Stored data
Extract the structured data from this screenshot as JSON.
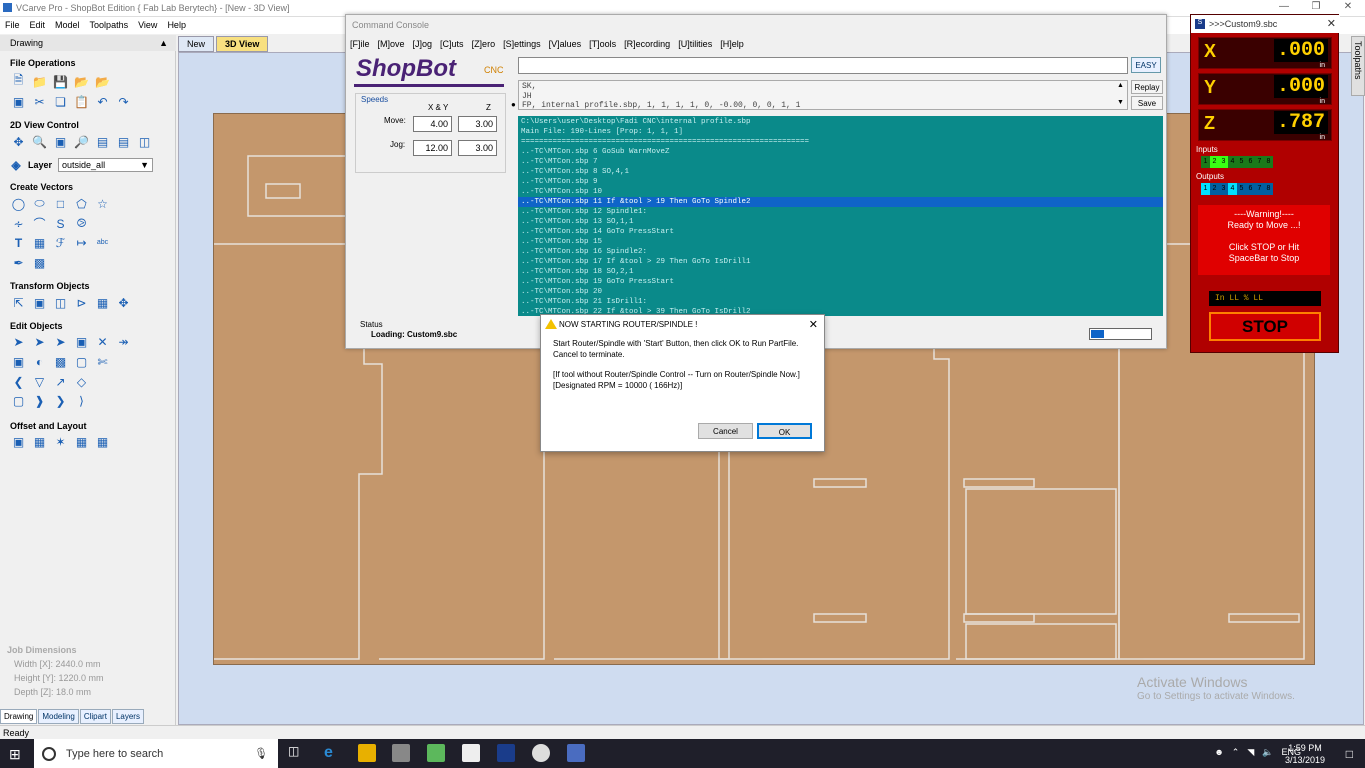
{
  "window": {
    "title": "VCarve Pro - ShopBot Edition { Fab Lab Berytech} - [New - 3D View]"
  },
  "menu": [
    "File",
    "Edit",
    "Model",
    "Toolpaths",
    "View",
    "Help"
  ],
  "left_panel": {
    "header": "Drawing",
    "sections": {
      "file_operations": "File Operations",
      "view_control": "2D View Control",
      "layer_label": "Layer",
      "layer_value": "outside_all",
      "create_vectors": "Create Vectors",
      "transform_objects": "Transform Objects",
      "edit_objects": "Edit Objects",
      "offset_layout": "Offset and Layout"
    },
    "job_dimensions": {
      "title": "Job Dimensions",
      "width": "Width  [X]: 2440.0 mm",
      "height": "Height [Y]: 1220.0 mm",
      "depth": "Depth  [Z]: 18.0 mm"
    },
    "bottom_tabs": [
      "Drawing",
      "Modeling",
      "Clipart",
      "Layers"
    ]
  },
  "doc_tabs": [
    "New",
    "3D View"
  ],
  "right_tab": "Toolpaths",
  "console": {
    "title": "Command Console",
    "menu": [
      "[F]ile",
      "[M]ove",
      "[J]og",
      "[C]uts",
      "[Z]ero",
      "[S]ettings",
      "[V]alues",
      "[T]ools",
      "[R]ecording",
      "[U]tilities",
      "[H]elp"
    ],
    "logo": "ShopBot",
    "logo_suffix": "CNC",
    "speeds_label": "Speeds",
    "xy_label": "X & Y",
    "z_label": "Z",
    "move_label": "Move:",
    "jog_label": "Jog:",
    "move_xy": "4.00",
    "move_z": "3.00",
    "jog_xy": "12.00",
    "jog_z": "3.00",
    "easy": "EASY",
    "replay": "Replay",
    "save": "Save",
    "history": [
      "SK,",
      "JH",
      "FP, internal profile.sbp,  1,  1,  1,  1,  0, -0.00, 0, 0,  1,  1"
    ],
    "file_path": "C:\\Users\\user\\Desktop\\Fadi CNC\\internal profile.sbp",
    "main_file": "Main File:  190-Lines [Prop: 1, 1, 1]",
    "separator": "================================================================",
    "lines": [
      "..-TC\\MTCon.sbp   6 GoSub WarnMoveZ",
      "..-TC\\MTCon.sbp   7",
      "..-TC\\MTCon.sbp   8 SO,4,1",
      "..-TC\\MTCon.sbp   9",
      "..-TC\\MTCon.sbp   10",
      "..-TC\\MTCon.sbp   11 If &tool > 19 Then GoTo Spindle2",
      "..-TC\\MTCon.sbp   12 Spindle1:",
      "..-TC\\MTCon.sbp   13    SO,1,1",
      "..-TC\\MTCon.sbp   14 GoTo PressStart",
      "..-TC\\MTCon.sbp   15",
      "..-TC\\MTCon.sbp   16 Spindle2:",
      "..-TC\\MTCon.sbp   17 If &tool > 29 Then GoTo IsDrill1",
      "..-TC\\MTCon.sbp   18    SO,2,1",
      "..-TC\\MTCon.sbp   19 GoTo PressStart",
      "..-TC\\MTCon.sbp   20",
      "..-TC\\MTCon.sbp   21 IsDrill1:",
      "..-TC\\MTCon.sbp   22 If &tool > 39 Then GoTo IsDrill2"
    ],
    "highlight_index": 5,
    "status_label": "Status",
    "status_value": "Loading: Custom9.sbc",
    "progress": 0.22
  },
  "dialog": {
    "title": "NOW STARTING ROUTER/SPINDLE !",
    "message1": "Start Router/Spindle with 'Start' Button, then click OK to Run PartFile. Cancel to terminate.",
    "message2": "[If tool without Router/Spindle Control -- Turn on Router/Spindle Now.]  [Designated RPM = 10000 ( 166Hz)]",
    "cancel": "Cancel",
    "ok": "OK"
  },
  "dro": {
    "title": ">>>Custom9.sbc",
    "x_label": "X",
    "x_value": ".000",
    "y_label": "Y",
    "y_value": ".000",
    "z_label": "Z",
    "z_value": ".787",
    "unit": "in",
    "inputs_label": "Inputs",
    "outputs_label": "Outputs",
    "io_digits": [
      "1",
      "2",
      "3",
      "4",
      "5",
      "6",
      "7",
      "8"
    ],
    "warning_title": "----Warning!----",
    "warning_line2": "Ready to Move ...!",
    "warning_line3": "Click STOP or Hit",
    "warning_line4": "SpaceBar to Stop",
    "info": "In     LL    % LL",
    "stop": "STOP"
  },
  "watermark": {
    "line1": "Activate Windows",
    "line2": "Go to Settings to activate Windows."
  },
  "statusbar": "Ready",
  "taskbar": {
    "search_placeholder": "Type here to search",
    "lang": "ENG",
    "time": "1:59 PM",
    "date": "3/13/2019"
  }
}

## OBJECTIVE
Quote the preceding listing precisely and completely, omitting its images.

## RESULT OF THE EXERCISE
Extract the structured data from this screenshot as JSON.
{
  "window": {
    "title": "VCarve Pro - ShopBot Edition { Fab Lab Berytech} - [New - 3D View]"
  },
  "menu": [
    "File",
    "Edit",
    "Model",
    "Toolpaths",
    "View",
    "Help"
  ],
  "left_panel": {
    "header": "Drawing",
    "sections": {
      "file_operations": "File Operations",
      "view_control": "2D View Control",
      "layer_label": "Layer",
      "layer_value": "outside_all",
      "create_vectors": "Create Vectors",
      "transform_objects": "Transform Objects",
      "edit_objects": "Edit Objects",
      "offset_layout": "Offset and Layout"
    },
    "job_dimensions": {
      "title": "Job Dimensions",
      "width": "Width  [X]: 2440.0 mm",
      "height": "Height [Y]: 1220.0 mm",
      "depth": "Depth  [Z]: 18.0 mm"
    },
    "bottom_tabs": [
      "Drawing",
      "Modeling",
      "Clipart",
      "Layers"
    ]
  },
  "doc_tabs": [
    "New",
    "3D View"
  ],
  "right_tab": "Toolpaths",
  "console": {
    "title": "Command Console",
    "menu": [
      "[F]ile",
      "[M]ove",
      "[J]og",
      "[C]uts",
      "[Z]ero",
      "[S]ettings",
      "[V]alues",
      "[T]ools",
      "[R]ecording",
      "[U]tilities",
      "[H]elp"
    ],
    "logo": "ShopBot",
    "logo_suffix": "CNC",
    "speeds_label": "Speeds",
    "xy_label": "X & Y",
    "z_label": "Z",
    "move_label": "Move:",
    "jog_label": "Jog:",
    "move_xy": "4.00",
    "move_z": "3.00",
    "jog_xy": "12.00",
    "jog_z": "3.00",
    "easy": "EASY",
    "replay": "Replay",
    "save": "Save",
    "history": [
      "SK,",
      "JH",
      "FP, internal profile.sbp,  1,  1,  1,  1,  0, -0.00, 0, 0,  1,  1"
    ],
    "file_path": "C:\\Users\\user\\Desktop\\Fadi CNC\\internal profile.sbp",
    "main_file": "Main File:  190-Lines [Prop: 1, 1, 1]",
    "separator": "================================================================",
    "lines": [
      "..-TC\\MTCon.sbp   6 GoSub WarnMoveZ",
      "..-TC\\MTCon.sbp   7",
      "..-TC\\MTCon.sbp   8 SO,4,1",
      "..-TC\\MTCon.sbp   9",
      "..-TC\\MTCon.sbp   10",
      "..-TC\\MTCon.sbp   11 If &tool > 19 Then GoTo Spindle2",
      "..-TC\\MTCon.sbp   12 Spindle1:",
      "..-TC\\MTCon.sbp   13    SO,1,1",
      "..-TC\\MTCon.sbp   14 GoTo PressStart",
      "..-TC\\MTCon.sbp   15",
      "..-TC\\MTCon.sbp   16 Spindle2:",
      "..-TC\\MTCon.sbp   17 If &tool > 29 Then GoTo IsDrill1",
      "..-TC\\MTCon.sbp   18    SO,2,1",
      "..-TC\\MTCon.sbp   19 GoTo PressStart",
      "..-TC\\MTCon.sbp   20",
      "..-TC\\MTCon.sbp   21 IsDrill1:",
      "..-TC\\MTCon.sbp   22 If &tool > 39 Then GoTo IsDrill2"
    ],
    "highlight_index": 5,
    "status_label": "Status",
    "status_value": "Loading: Custom9.sbc",
    "progress": 0.22
  },
  "dialog": {
    "title": "NOW STARTING ROUTER/SPINDLE !",
    "message1": "Start Router/Spindle with 'Start' Button, then click OK to Run PartFile. Cancel to terminate.",
    "message2": "[If tool without Router/Spindle Control -- Turn on Router/Spindle Now.]  [Designated RPM = 10000 ( 166Hz)]",
    "cancel": "Cancel",
    "ok": "OK"
  },
  "dro": {
    "title": ">>>Custom9.sbc",
    "x_label": "X",
    "x_value": ".000",
    "y_label": "Y",
    "y_value": ".000",
    "z_label": "Z",
    "z_value": ".787",
    "unit": "in",
    "inputs_label": "Inputs",
    "outputs_label": "Outputs",
    "io_digits": [
      "1",
      "2",
      "3",
      "4",
      "5",
      "6",
      "7",
      "8"
    ],
    "warning_title": "----Warning!----",
    "warning_line2": "Ready to Move ...!",
    "warning_line3": "Click STOP or Hit",
    "warning_line4": "SpaceBar to Stop",
    "info": "In     LL    % LL",
    "stop": "STOP"
  },
  "watermark": {
    "line1": "Activate Windows",
    "line2": "Go to Settings to activate Windows."
  },
  "statusbar": "Ready",
  "taskbar": {
    "search_placeholder": "Type here to search",
    "lang": "ENG",
    "time": "1:59 PM",
    "date": "3/13/2019"
  }
}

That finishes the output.